**What you will do**
Transcribe the records that follow exactly. Skip the pictures.
• • • • •
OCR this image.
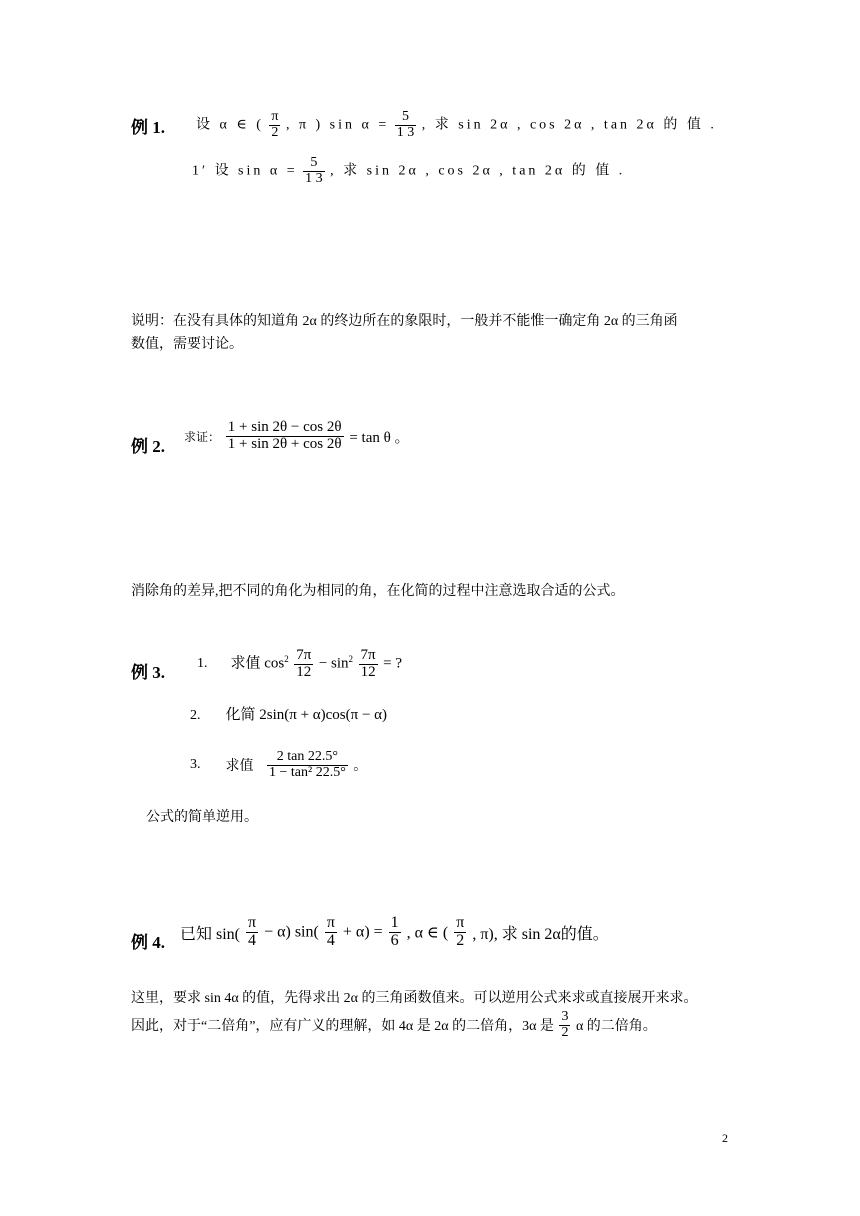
例 1. 设 α ∈ ( $\frac{\pi}{2}$ , π ) $\sin \alpha = \frac{5}{1 3}$ , 求 sin 2α , cos 2α , tan 2α 的 值 .
1′ 设 $\sin \alpha = \frac{5}{1 3}$ , 求 sin 2α , cos 2α , tan 2α 的 值 .
说明：在没有具体的知道角 2α 的终边所在的象限时，一般并不能惟一确定角 2α 的三角函
数值，需要讨论。
例 2.
求证： $\frac{1 + \sin 2\theta - \cos 2\theta}{1 + \sin 2\theta + \cos 2\theta} = \tan \theta$ 。
消除角的差异,把不同的角化为相同的角，在化简的过程中注意选取合适的公式。
例 3. 1. 求值 $\cos^2 \frac{7\pi}{12} - \sin^2 \frac{7\pi}{12}$ = ?
2. 化简 2sin(π + α)cos(π − α)
3. 求值 $\frac{2 \tan 22.5^\circ}{\text{1 − tan² 22.5°}}$ 。
公式的简单逆用。
例 4. 已知 $\sin( \frac{\pi}{4} - \alpha)$ $\sin( \frac{\pi}{4} + \alpha) = \frac{1}{6}$ , α ∈ ( $\frac{\pi}{2}$ , π), 求 sin 2α的值。
这里，要求 sin 4α 的值，先得求出 2α 的三角函数值来。可以逆用公式来求或直接展开来求。
因此，对于“二倍角”，应有广义的理解，如 4α 是 2α 的二倍角，3α 是 $\frac{3}{2}$ α 的二倍角。
2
• • • • •
**Expected answer**
OCR this image.
例 1. 设 α ∈ ( $\frac{\pi}{2}$ , π ) $\sin \alpha = \frac{5}{1 3}$ , 求 sin 2α , cos 2α , tan 2α 的 值 .
1′ 设 $\sin \alpha = \frac{5}{1 3}$ , 求 sin 2α , cos 2α , tan 2α 的 值 .
说明：在没有具体的知道角 2α 的终边所在的象限时，一般并不能惟一确定角 2α 的三角函
数值，需要讨论。
例 2.
求证： $\frac{1 + \sin 2\theta - \cos 2\theta}{1 + \sin 2\theta + \cos 2\theta} = \tan \theta$ 。
消除角的差异,把不同的角化为相同的角，在化简的过程中注意选取合适的公式。
例 3. 1. 求值 $\cos^2 \frac{7\pi}{12} - \sin^2 \frac{7\pi}{12}$ = ?
2. 化简 2sin(π + α)cos(π − α)
3. 求值 $\frac{2 \tan 22.5^\circ}{\text{1 − tan² 22.5°}}$ 。
公式的简单逆用。
例 4. 已知 $\sin( \frac{\pi}{4} - \alpha)$ $\sin( \frac{\pi}{4} + \alpha) = \frac{1}{6}$ , α ∈ ( $\frac{\pi}{2}$ , π), 求 sin 2α的值。
这里，要求 sin 4α 的值，先得求出 2α 的三角函数值来。可以逆用公式来求或直接展开来求。
因此，对于“二倍角”，应有广义的理解，如 4α 是 2α 的二倍角，3α 是 $\frac{3}{2}$ α 的二倍角。
2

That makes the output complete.